Description of the task
Track down the lines that contain "source" and copy them.

Excerpted data

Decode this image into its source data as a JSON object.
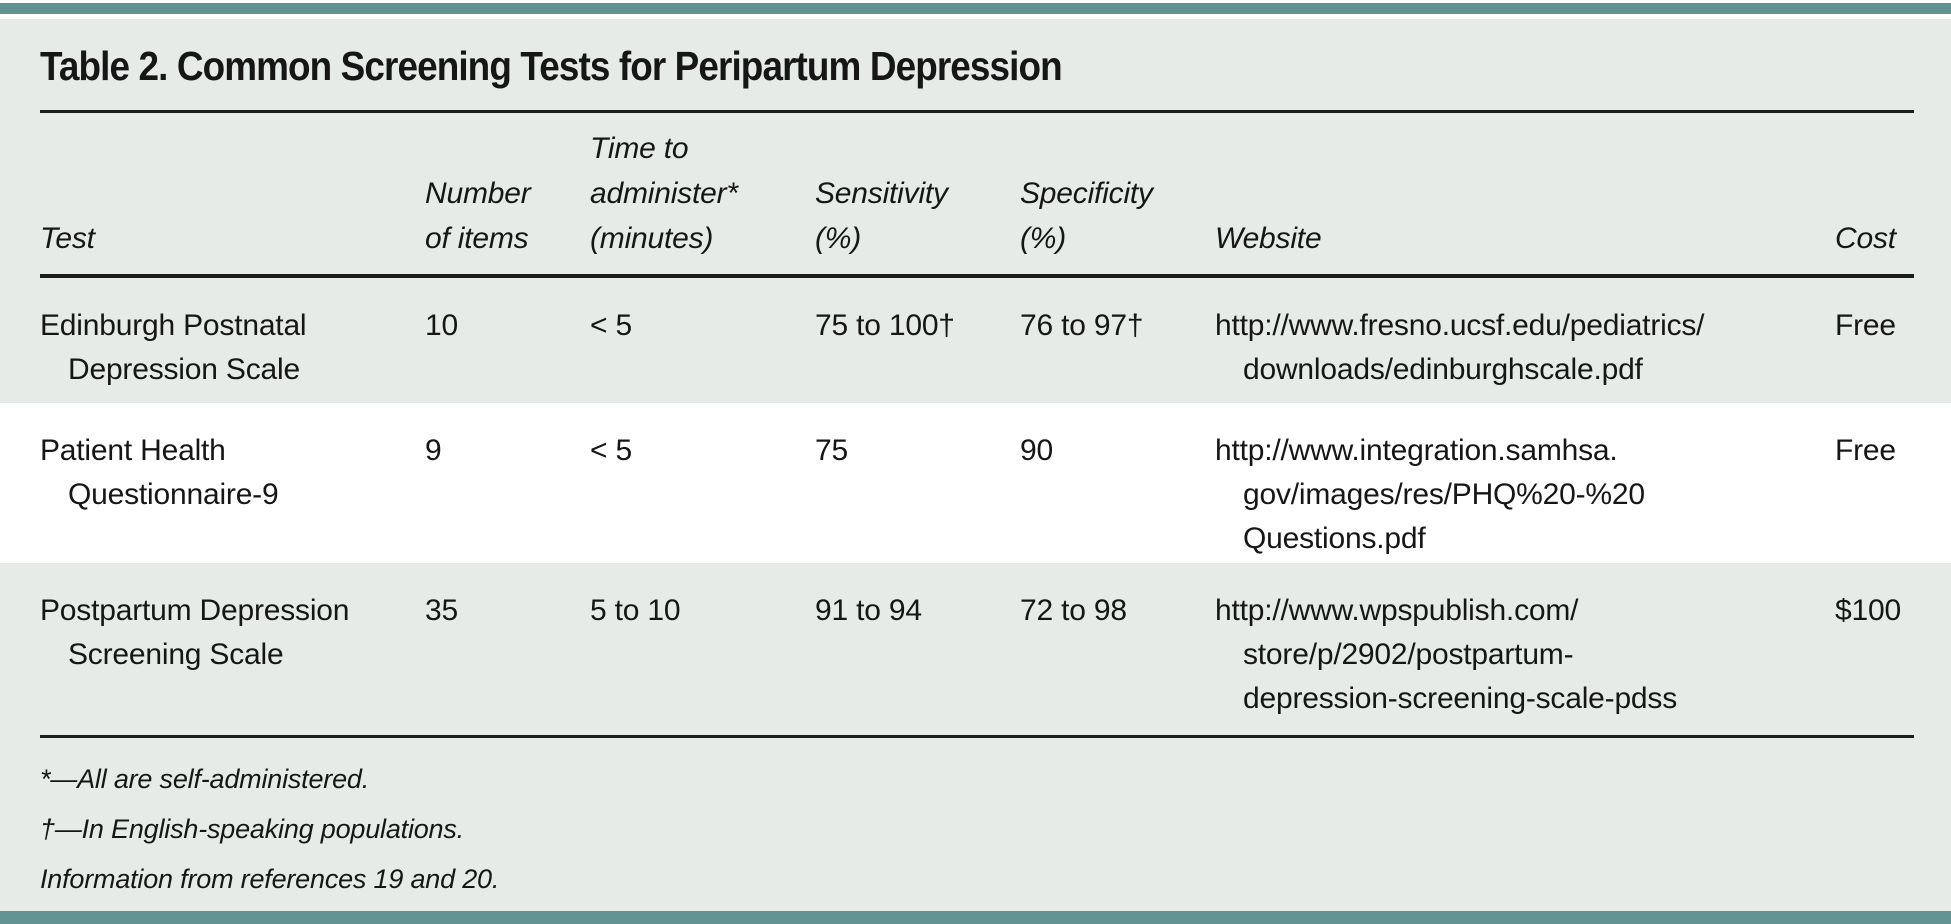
{
  "page": {
    "accent_teal": "#639390",
    "panel_background": "#e6ebe7",
    "alt_row_background": "#ffffff",
    "text_color": "#161616"
  },
  "table": {
    "title": "Table 2. Common Screening Tests for Peripartum Depression",
    "headers": [
      {
        "lines": [
          "Test"
        ]
      },
      {
        "lines": [
          "Number",
          "of items"
        ]
      },
      {
        "lines": [
          "Time to",
          "administer*",
          "(minutes)"
        ]
      },
      {
        "lines": [
          "Sensitivity",
          "(%)"
        ]
      },
      {
        "lines": [
          "Specificity",
          "(%)"
        ]
      },
      {
        "lines": [
          "Website"
        ]
      },
      {
        "lines": [
          "Cost"
        ]
      }
    ],
    "rows": [
      {
        "test": [
          "Edinburgh Postnatal",
          "Depression Scale"
        ],
        "items": "10",
        "time": "< 5",
        "sensitivity": "75 to 100†",
        "specificity": "76 to 97†",
        "website": [
          "http://www.fresno.ucsf.edu/pediatrics/",
          "downloads/edinburghscale.pdf"
        ],
        "cost": "Free"
      },
      {
        "test": [
          "Patient Health",
          "Questionnaire-9"
        ],
        "items": "9",
        "time": "< 5",
        "sensitivity": "75",
        "specificity": "90",
        "website": [
          "http://www.integration.samhsa.",
          "gov/images/res/PHQ%20-%20",
          "Questions.pdf"
        ],
        "cost": "Free"
      },
      {
        "test": [
          "Postpartum Depression",
          "Screening Scale"
        ],
        "items": "35",
        "time": "5 to 10",
        "sensitivity": "91 to 94",
        "specificity": "72 to 98",
        "website": [
          "http://www.wpspublish.com/",
          "store/p/2902/postpartum-",
          "depression-screening-scale-pdss"
        ],
        "cost": "$100"
      }
    ],
    "footnotes": [
      "*—All are self-administered.",
      "†—In English-speaking populations."
    ],
    "source": "Information from references 19 and 20."
  }
}
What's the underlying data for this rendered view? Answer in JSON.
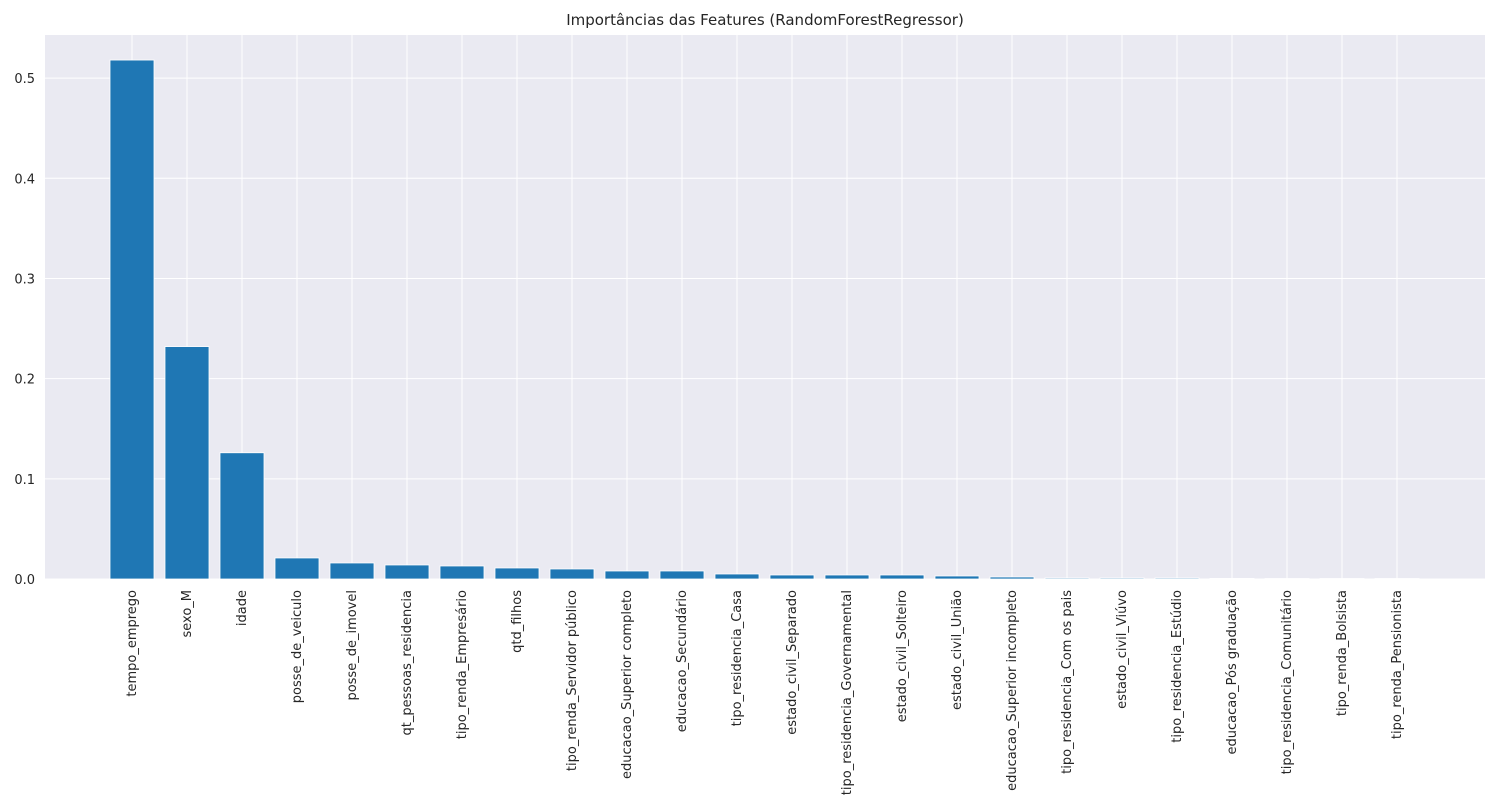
{
  "chart_data": {
    "type": "bar",
    "title": "Importâncias das Features (RandomForestRegressor)",
    "xlabel": "",
    "ylabel": "",
    "categories": [
      "tempo_emprego",
      "sexo_M",
      "idade",
      "posse_de_veiculo",
      "posse_de_imovel",
      "qt_pessoas_residencia",
      "tipo_renda_Empresário",
      "qtd_filhos",
      "tipo_renda_Servidor público",
      "educacao_Superior completo",
      "educacao_Secundário",
      "tipo_residencia_Casa",
      "estado_civil_Separado",
      "tipo_residencia_Governamental",
      "estado_civil_Solteiro",
      "estado_civil_União",
      "educacao_Superior incompleto",
      "tipo_residencia_Com os pais",
      "estado_civil_Viúvo",
      "tipo_residencia_Estúdio",
      "educacao_Pós graduação",
      "tipo_residencia_Comunitário",
      "tipo_renda_Bolsista",
      "tipo_renda_Pensionista"
    ],
    "values": [
      0.518,
      0.232,
      0.126,
      0.021,
      0.016,
      0.014,
      0.013,
      0.011,
      0.01,
      0.008,
      0.008,
      0.005,
      0.004,
      0.004,
      0.004,
      0.003,
      0.002,
      0.001,
      0.001,
      0.001,
      0.0006,
      0.0004,
      0.0002,
      0.0001
    ],
    "yticks": [
      0.0,
      0.1,
      0.2,
      0.3,
      0.4,
      0.5
    ],
    "ytick_labels": [
      "0.0",
      "0.1",
      "0.2",
      "0.3",
      "0.4",
      "0.5"
    ],
    "ylim": [
      0,
      0.543
    ],
    "grid": true,
    "colors": {
      "bar": "#1f77b4",
      "background": "#eaeaf2",
      "grid": "#ffffff"
    }
  }
}
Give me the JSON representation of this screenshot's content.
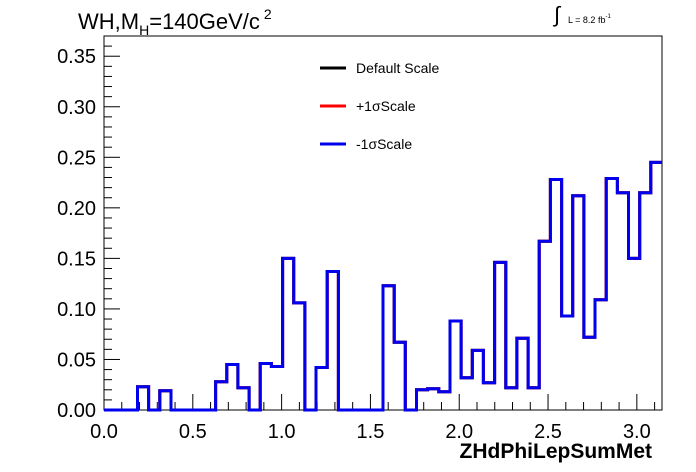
{
  "title": {
    "main": "WH,M",
    "sub": "H",
    "rest": "=140GeV/c",
    "sup": "2"
  },
  "lumi": {
    "integral": "∫",
    "label": "L = 8.2 fb",
    "sup": "-1"
  },
  "chart_data": {
    "type": "line",
    "style": "step-histogram",
    "xlabel": "ZHdPhiLepSumMet",
    "ylabel": "",
    "xlim": [
      0.0,
      3.1416
    ],
    "ylim": [
      0.0,
      0.37
    ],
    "x_ticks": [
      "0.0",
      "0.5",
      "1.0",
      "1.5",
      "2.0",
      "2.5",
      "3.0"
    ],
    "y_ticks": [
      "0.00",
      "0.05",
      "0.10",
      "0.15",
      "0.20",
      "0.25",
      "0.30",
      "0.35"
    ],
    "legend_position": "top-center",
    "bin_edges": [
      0.0,
      0.0628,
      0.1257,
      0.1885,
      0.2513,
      0.3142,
      0.377,
      0.4398,
      0.5027,
      0.5655,
      0.6283,
      0.6912,
      0.754,
      0.8168,
      0.8796,
      0.9425,
      1.0053,
      1.0681,
      1.131,
      1.1938,
      1.2566,
      1.3195,
      1.3823,
      1.4451,
      1.508,
      1.5708,
      1.6336,
      1.6965,
      1.7593,
      1.8221,
      1.885,
      1.9478,
      2.0106,
      2.0735,
      2.1363,
      2.1991,
      2.2619,
      2.3248,
      2.3876,
      2.4504,
      2.5133,
      2.5761,
      2.6389,
      2.7018,
      2.7646,
      2.8274,
      2.8903,
      2.9531,
      3.0159,
      3.0788,
      3.1416
    ],
    "series": [
      {
        "name": "Default Scale",
        "color": "#000000",
        "values": [
          0.0,
          0.0,
          0.0,
          0.023,
          0.0,
          0.019,
          0.0,
          0.0,
          0.0,
          0.0,
          0.028,
          0.045,
          0.022,
          0.0,
          0.046,
          0.043,
          0.15,
          0.106,
          0.0,
          0.042,
          0.137,
          0.0,
          0.0,
          0.0,
          0.0,
          0.123,
          0.067,
          0.0,
          0.02,
          0.021,
          0.018,
          0.088,
          0.032,
          0.059,
          0.027,
          0.146,
          0.022,
          0.071,
          0.022,
          0.167,
          0.228,
          0.093,
          0.212,
          0.072,
          0.109,
          0.229,
          0.215,
          0.15,
          0.215,
          0.245
        ]
      },
      {
        "name": "+1σScale",
        "color": "#ff0000",
        "values": [
          0.0,
          0.0,
          0.0,
          0.023,
          0.0,
          0.019,
          0.0,
          0.0,
          0.0,
          0.0,
          0.028,
          0.045,
          0.022,
          0.0,
          0.046,
          0.043,
          0.15,
          0.106,
          0.0,
          0.042,
          0.137,
          0.0,
          0.0,
          0.0,
          0.0,
          0.123,
          0.067,
          0.0,
          0.02,
          0.021,
          0.018,
          0.088,
          0.032,
          0.059,
          0.027,
          0.146,
          0.022,
          0.071,
          0.022,
          0.167,
          0.228,
          0.093,
          0.212,
          0.072,
          0.109,
          0.229,
          0.215,
          0.15,
          0.215,
          0.245
        ]
      },
      {
        "name": "-1σScale",
        "color": "#0000ee",
        "values": [
          0.0,
          0.0,
          0.0,
          0.023,
          0.0,
          0.019,
          0.0,
          0.0,
          0.0,
          0.0,
          0.028,
          0.045,
          0.022,
          0.0,
          0.046,
          0.043,
          0.15,
          0.106,
          0.0,
          0.042,
          0.137,
          0.0,
          0.0,
          0.0,
          0.0,
          0.123,
          0.067,
          0.0,
          0.02,
          0.021,
          0.018,
          0.088,
          0.032,
          0.059,
          0.027,
          0.146,
          0.022,
          0.071,
          0.022,
          0.167,
          0.228,
          0.093,
          0.212,
          0.072,
          0.109,
          0.229,
          0.215,
          0.15,
          0.215,
          0.245
        ]
      }
    ]
  }
}
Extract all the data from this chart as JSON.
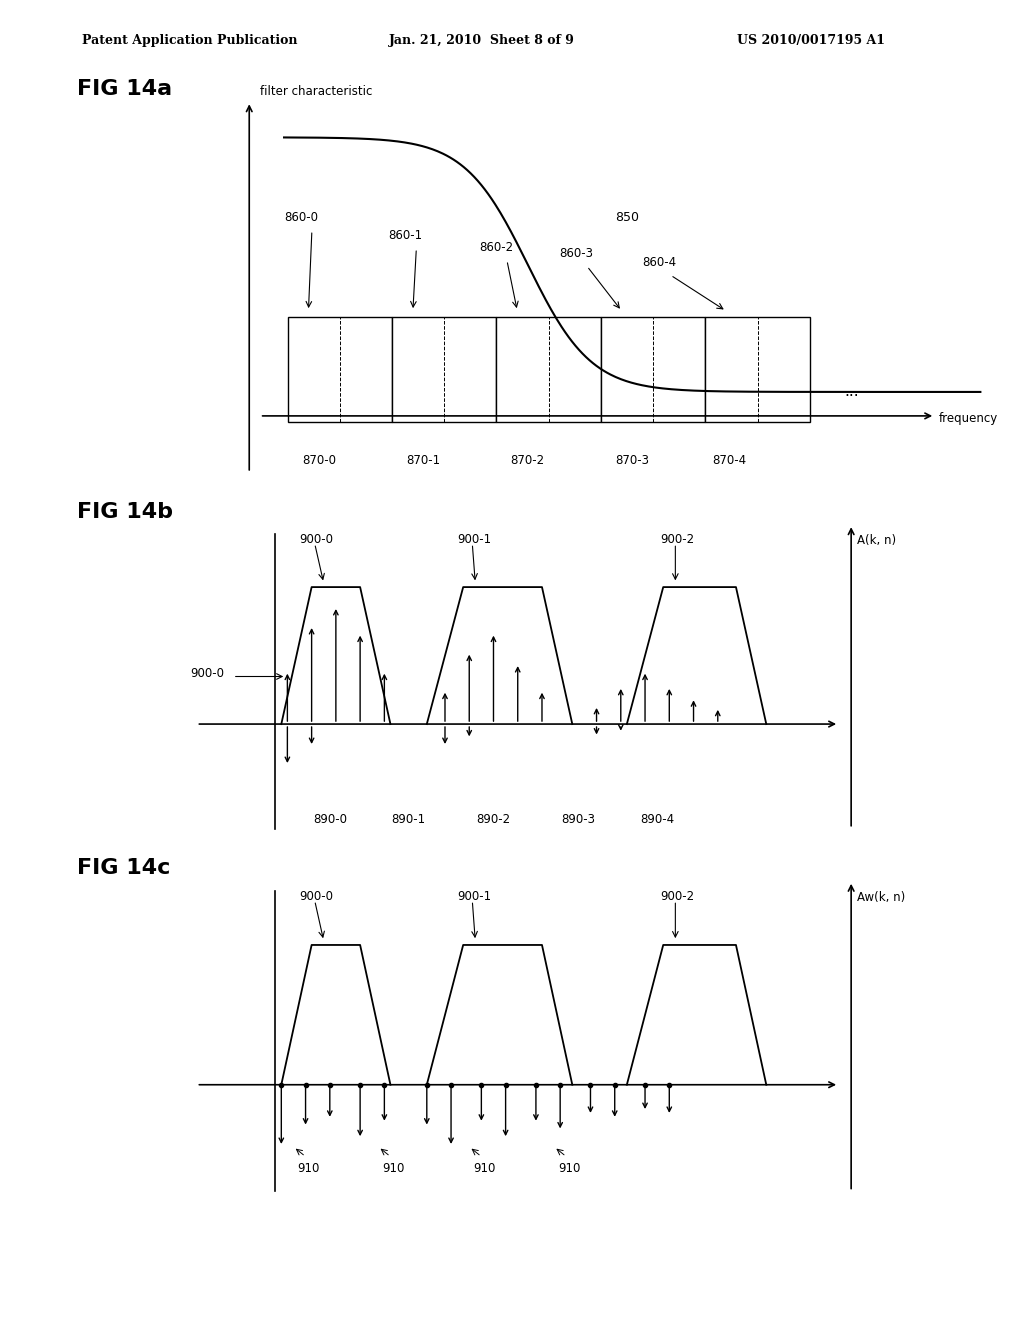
{
  "bg_color": "#ffffff",
  "text_color": "#000000",
  "header_left": "Patent Application Publication",
  "header_center": "Jan. 21, 2010  Sheet 8 of 9",
  "header_right": "US 2010/0017195 A1",
  "fig14a_label": "FIG 14a",
  "fig14b_label": "FIG 14b",
  "fig14c_label": "FIG 14c",
  "fig14a_ylabel": "filter characteristic",
  "fig14a_xlabel": "frequency",
  "fig14a_curve_label": "850",
  "fig14a_box_labels": [
    "860-0",
    "860-1",
    "860-2",
    "860-3",
    "860-4"
  ],
  "fig14a_freq_labels": [
    "870-0",
    "870-1",
    "870-2",
    "870-3",
    "870-4"
  ],
  "fig14b_ylabel": "A(k, n)",
  "fig14b_step_labels": [
    "900-0",
    "900-1",
    "900-2"
  ],
  "fig14b_stem_label": "900-0",
  "fig14b_stem_labels_bottom": [
    "890-0",
    "890-1",
    "890-2",
    "890-3",
    "890-4"
  ],
  "fig14c_ylabel": "Aw(k, n)",
  "fig14c_step_labels": [
    "900-0",
    "900-1",
    "900-2"
  ],
  "fig14c_dot_label": "910"
}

Answer in full
Decode this image into its source data as a JSON object.
    "source": "Information from references 19 and 20."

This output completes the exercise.